§ YOUR INSTRUCTIONS
Edit the rows from the very start through the line containing "row-color-bar [20, 558, 28, 614]" by changing "toggle-daily" to "toggle-day", keeping everything else as is. Give back only those lines.

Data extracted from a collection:
::::::

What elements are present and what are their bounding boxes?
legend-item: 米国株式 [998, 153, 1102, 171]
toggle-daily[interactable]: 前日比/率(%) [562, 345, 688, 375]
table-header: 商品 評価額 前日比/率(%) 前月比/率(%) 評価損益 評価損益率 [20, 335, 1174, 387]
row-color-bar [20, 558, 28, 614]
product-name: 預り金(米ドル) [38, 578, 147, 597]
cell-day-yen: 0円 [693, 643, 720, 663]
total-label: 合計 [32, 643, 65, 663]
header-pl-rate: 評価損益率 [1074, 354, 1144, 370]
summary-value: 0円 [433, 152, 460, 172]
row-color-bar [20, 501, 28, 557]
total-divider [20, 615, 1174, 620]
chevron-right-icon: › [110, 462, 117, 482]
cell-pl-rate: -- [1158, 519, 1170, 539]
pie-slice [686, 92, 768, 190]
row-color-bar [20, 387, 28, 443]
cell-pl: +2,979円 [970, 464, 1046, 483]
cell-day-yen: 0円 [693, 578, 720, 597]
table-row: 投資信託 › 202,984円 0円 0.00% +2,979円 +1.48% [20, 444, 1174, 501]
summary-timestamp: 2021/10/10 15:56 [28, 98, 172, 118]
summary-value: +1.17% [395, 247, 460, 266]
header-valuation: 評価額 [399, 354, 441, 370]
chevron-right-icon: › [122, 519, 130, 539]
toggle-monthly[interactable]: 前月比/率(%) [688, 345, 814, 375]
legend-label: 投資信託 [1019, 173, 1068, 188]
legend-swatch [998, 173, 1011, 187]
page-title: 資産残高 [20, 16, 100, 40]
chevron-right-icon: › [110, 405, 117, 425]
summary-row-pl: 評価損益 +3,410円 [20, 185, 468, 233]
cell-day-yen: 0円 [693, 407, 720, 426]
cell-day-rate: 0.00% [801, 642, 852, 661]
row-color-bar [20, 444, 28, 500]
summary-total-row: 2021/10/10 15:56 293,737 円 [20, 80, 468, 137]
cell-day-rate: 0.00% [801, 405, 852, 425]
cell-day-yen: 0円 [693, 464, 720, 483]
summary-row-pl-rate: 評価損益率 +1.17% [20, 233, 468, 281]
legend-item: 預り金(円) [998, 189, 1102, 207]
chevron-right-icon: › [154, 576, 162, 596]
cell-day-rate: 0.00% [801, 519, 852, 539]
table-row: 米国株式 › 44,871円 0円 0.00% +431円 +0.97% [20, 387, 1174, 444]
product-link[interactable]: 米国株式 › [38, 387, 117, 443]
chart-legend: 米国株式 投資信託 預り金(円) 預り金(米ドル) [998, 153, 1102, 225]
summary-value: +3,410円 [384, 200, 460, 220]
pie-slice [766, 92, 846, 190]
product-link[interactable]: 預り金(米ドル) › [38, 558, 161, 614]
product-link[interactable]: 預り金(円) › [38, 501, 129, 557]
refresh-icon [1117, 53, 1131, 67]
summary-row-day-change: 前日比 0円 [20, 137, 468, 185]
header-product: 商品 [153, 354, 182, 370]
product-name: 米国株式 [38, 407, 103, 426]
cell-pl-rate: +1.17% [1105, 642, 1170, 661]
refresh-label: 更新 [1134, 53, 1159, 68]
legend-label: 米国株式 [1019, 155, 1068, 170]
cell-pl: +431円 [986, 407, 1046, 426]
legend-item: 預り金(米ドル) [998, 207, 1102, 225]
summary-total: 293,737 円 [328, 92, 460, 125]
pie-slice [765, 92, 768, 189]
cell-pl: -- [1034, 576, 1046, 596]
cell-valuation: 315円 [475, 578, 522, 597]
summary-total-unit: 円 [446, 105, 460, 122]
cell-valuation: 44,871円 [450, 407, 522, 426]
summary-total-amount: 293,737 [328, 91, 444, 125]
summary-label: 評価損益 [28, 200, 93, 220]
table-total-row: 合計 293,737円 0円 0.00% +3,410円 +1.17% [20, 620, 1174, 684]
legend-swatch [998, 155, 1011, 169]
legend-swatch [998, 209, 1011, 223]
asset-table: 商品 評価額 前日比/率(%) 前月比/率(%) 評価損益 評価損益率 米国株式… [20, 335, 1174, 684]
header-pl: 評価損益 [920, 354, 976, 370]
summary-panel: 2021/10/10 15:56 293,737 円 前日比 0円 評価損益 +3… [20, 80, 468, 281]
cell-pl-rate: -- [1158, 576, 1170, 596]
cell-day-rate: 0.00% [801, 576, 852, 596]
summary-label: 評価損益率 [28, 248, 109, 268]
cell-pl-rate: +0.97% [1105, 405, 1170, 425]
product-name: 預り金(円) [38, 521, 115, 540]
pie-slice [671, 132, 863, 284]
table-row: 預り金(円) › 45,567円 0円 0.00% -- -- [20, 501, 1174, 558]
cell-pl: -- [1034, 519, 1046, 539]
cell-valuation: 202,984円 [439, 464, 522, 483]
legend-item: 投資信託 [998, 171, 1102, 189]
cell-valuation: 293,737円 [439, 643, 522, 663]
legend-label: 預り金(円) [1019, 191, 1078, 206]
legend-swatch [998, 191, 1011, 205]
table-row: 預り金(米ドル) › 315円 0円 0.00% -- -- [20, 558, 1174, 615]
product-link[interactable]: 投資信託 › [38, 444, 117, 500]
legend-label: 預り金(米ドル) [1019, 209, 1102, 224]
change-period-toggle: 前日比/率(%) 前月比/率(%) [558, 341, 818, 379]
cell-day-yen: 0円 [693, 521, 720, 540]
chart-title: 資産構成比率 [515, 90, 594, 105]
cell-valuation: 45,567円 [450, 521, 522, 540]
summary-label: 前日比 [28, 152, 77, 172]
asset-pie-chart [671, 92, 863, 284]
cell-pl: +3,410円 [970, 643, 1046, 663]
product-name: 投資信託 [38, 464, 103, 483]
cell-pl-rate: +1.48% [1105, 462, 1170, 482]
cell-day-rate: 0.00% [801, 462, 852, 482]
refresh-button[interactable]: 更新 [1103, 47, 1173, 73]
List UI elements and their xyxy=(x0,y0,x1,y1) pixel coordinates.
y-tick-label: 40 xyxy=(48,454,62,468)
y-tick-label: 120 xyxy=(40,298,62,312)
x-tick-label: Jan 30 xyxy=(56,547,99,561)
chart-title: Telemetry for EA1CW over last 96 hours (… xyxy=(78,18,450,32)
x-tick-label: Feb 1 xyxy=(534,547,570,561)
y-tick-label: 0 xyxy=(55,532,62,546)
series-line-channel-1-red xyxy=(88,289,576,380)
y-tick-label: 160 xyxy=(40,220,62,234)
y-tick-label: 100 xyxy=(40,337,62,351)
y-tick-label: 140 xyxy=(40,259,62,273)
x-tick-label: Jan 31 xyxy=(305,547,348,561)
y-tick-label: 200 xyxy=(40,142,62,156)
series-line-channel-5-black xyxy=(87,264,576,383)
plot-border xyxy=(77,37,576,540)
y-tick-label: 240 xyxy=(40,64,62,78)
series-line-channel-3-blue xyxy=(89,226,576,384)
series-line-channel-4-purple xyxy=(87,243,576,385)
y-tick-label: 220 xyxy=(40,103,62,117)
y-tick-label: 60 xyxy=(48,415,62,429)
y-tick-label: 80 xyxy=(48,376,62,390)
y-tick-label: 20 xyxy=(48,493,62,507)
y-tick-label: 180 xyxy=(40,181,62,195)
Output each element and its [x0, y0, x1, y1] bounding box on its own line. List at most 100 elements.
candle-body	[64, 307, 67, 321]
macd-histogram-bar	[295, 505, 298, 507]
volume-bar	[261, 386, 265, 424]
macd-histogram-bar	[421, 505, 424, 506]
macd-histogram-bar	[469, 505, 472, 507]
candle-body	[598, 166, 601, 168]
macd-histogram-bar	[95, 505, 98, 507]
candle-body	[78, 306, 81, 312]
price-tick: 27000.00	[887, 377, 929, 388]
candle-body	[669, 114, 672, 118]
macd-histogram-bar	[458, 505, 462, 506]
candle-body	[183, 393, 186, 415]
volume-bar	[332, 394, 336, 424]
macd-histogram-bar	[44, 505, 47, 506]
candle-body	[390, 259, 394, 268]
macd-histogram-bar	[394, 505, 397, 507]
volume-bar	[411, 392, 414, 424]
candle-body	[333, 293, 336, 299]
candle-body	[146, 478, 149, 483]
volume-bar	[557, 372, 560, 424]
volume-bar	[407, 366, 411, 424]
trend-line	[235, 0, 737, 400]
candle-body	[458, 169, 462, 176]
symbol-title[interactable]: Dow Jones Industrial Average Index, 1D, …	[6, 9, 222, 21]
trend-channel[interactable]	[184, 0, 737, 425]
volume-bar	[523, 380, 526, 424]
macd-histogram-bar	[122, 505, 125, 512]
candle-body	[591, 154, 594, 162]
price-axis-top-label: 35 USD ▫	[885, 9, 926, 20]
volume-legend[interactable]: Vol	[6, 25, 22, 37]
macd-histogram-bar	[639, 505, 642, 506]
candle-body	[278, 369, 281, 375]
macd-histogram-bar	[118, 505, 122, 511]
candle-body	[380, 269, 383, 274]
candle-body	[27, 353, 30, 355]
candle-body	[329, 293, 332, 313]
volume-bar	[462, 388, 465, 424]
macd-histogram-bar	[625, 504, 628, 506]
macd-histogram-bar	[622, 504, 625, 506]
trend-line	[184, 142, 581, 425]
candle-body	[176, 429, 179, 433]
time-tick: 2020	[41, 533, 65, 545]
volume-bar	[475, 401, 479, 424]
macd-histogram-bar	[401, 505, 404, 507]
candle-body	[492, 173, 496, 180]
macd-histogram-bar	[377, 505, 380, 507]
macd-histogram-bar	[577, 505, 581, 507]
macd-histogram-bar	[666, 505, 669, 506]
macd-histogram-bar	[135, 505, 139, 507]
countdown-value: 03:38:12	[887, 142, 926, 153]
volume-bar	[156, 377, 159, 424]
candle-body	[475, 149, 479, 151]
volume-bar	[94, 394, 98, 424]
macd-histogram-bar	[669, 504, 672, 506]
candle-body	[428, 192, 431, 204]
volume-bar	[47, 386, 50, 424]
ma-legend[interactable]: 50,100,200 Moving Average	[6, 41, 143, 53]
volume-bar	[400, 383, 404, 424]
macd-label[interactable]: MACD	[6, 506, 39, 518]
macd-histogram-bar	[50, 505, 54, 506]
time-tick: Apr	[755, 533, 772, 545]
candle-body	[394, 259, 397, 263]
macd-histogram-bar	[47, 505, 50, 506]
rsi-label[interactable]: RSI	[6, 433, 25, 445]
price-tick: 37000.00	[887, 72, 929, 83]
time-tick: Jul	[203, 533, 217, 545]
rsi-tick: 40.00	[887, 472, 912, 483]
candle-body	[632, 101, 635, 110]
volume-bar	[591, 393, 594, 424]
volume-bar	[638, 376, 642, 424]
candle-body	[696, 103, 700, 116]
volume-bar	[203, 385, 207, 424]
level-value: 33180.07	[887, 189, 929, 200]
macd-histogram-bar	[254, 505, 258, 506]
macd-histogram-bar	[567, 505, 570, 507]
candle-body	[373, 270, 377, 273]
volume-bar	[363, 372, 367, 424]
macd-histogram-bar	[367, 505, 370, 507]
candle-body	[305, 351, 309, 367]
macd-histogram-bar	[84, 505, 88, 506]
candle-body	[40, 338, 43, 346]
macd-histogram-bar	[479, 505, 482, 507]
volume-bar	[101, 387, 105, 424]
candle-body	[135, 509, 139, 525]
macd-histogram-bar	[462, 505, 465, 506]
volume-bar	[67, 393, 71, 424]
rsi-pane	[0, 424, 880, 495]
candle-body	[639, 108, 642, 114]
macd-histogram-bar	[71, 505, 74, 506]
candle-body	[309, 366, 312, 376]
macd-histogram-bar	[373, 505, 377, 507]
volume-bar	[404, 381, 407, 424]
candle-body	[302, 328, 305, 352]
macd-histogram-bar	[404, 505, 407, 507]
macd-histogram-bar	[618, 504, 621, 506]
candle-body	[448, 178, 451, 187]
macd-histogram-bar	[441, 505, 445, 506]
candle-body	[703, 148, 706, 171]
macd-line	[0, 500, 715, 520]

::::::

§ EXERCISE ANSWER
What elements are present and what are their bounding boxes?
legend-item: 米国株式 [998, 153, 1102, 171]
toggle-day[interactable]: 前日比/率(%) [562, 345, 688, 375]
table-header: 商品 評価額 前日比/率(%) 前月比/率(%) 評価損益 評価損益率 [20, 335, 1174, 387]
row-color-bar [20, 558, 28, 614]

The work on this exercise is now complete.